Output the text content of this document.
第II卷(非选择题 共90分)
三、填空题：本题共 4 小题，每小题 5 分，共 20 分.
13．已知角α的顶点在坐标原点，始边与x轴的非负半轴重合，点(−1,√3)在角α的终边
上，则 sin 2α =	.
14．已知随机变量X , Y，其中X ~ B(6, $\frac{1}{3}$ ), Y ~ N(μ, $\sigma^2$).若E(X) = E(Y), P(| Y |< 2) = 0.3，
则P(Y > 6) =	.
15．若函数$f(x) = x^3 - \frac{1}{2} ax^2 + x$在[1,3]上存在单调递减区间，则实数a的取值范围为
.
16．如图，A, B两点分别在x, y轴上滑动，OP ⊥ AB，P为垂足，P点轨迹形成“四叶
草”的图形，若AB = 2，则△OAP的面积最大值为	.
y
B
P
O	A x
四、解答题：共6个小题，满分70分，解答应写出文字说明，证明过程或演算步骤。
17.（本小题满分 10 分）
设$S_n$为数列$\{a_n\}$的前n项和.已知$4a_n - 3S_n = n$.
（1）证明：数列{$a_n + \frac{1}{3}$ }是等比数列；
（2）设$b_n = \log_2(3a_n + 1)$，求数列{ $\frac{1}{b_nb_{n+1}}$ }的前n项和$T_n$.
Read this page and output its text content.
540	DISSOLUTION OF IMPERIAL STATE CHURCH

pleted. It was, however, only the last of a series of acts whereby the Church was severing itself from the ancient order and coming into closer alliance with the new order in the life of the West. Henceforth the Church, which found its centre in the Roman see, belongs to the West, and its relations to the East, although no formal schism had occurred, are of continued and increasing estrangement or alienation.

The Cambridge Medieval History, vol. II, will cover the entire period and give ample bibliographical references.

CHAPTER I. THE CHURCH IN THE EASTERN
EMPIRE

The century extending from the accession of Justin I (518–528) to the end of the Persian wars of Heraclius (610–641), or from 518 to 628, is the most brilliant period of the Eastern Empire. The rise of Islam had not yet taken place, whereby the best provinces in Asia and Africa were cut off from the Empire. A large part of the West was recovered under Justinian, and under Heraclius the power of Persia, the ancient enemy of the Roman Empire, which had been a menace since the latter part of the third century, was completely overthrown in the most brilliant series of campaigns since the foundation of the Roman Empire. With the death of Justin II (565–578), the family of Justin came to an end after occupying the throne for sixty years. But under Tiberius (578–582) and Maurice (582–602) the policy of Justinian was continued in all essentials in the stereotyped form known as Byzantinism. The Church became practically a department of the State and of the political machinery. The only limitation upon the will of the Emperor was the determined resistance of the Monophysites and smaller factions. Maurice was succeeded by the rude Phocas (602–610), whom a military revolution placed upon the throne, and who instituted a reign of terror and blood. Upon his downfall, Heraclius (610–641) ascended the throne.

§ INSTRUCTIONS TO FOLLOW: Provide an exact reproduction of all the entries shown above.

§ FINAL RESULT:
Output the text content of this document.
第II卷(非选择题 共90分)
三、填空题：本题共 4 小题，每小题 5 分，共 20 分.
13．已知角α的顶点在坐标原点，始边与x轴的非负半轴重合，点(−1,√3)在角α的终边
上，则 sin 2α =	.
14．已知随机变量X , Y，其中X ~ B(6, $\frac{1}{3}$ ), Y ~ N(μ, $\sigma^2$).若E(X) = E(Y), P(| Y |< 2) = 0.3，
则P(Y > 6) =	.
15．若函数$f(x) = x^3 - \frac{1}{2} ax^2 + x$在[1,3]上存在单调递减区间，则实数a的取值范围为
.
16．如图，A, B两点分别在x, y轴上滑动，OP ⊥ AB，P为垂足，P点轨迹形成“四叶
草”的图形，若AB = 2，则△OAP的面积最大值为	.
y
B
P
O	A x
四、解答题：共6个小题，满分70分，解答应写出文字说明，证明过程或演算步骤。
17.（本小题满分 10 分）
设$S_n$为数列$\{a_n\}$的前n项和.已知$4a_n - 3S_n = n$.
（1）证明：数列{$a_n + \frac{1}{3}$ }是等比数列；
（2）设$b_n = \log_2(3a_n + 1)$，求数列{ $\frac{1}{b_nb_{n+1}}$ }的前n项和$T_n$.
Read this page and output its text content.
540	DISSOLUTION OF IMPERIAL STATE CHURCH

pleted. It was, however, only the last of a series of acts whereby the Church was severing itself from the ancient order and coming into closer alliance with the new order in the life of the West. Henceforth the Church, which found its centre in the Roman see, belongs to the West, and its relations to the East, although no formal schism had occurred, are of continued and increasing estrangement or alienation.

The Cambridge Medieval History, vol. II, will cover the entire period and give ample bibliographical references.

CHAPTER I. THE CHURCH IN THE EASTERN
EMPIRE

The century extending from the accession of Justin I (518–528) to the end of the Persian wars of Heraclius (610–641), or from 518 to 628, is the most brilliant period of the Eastern Empire. The rise of Islam had not yet taken place, whereby the best provinces in Asia and Africa were cut off from the Empire. A large part of the West was recovered under Justinian, and under Heraclius the power of Persia, the ancient enemy of the Roman Empire, which had been a menace since the latter part of the third century, was completely overthrown in the most brilliant series of campaigns since the foundation of the Roman Empire. With the death of Justin II (565–578), the family of Justin came to an end after occupying the throne for sixty years. But under Tiberius (578–582) and Maurice (582–602) the policy of Justinian was continued in all essentials in the stereotyped form known as Byzantinism. The Church became practically a department of the State and of the political machinery. The only limitation upon the will of the Emperor was the determined resistance of the Monophysites and smaller factions. Maurice was succeeded by the rude Phocas (602–610), whom a military revolution placed upon the throne, and who instituted a reign of terror and blood. Upon his downfall, Heraclius (610–641) ascended the throne.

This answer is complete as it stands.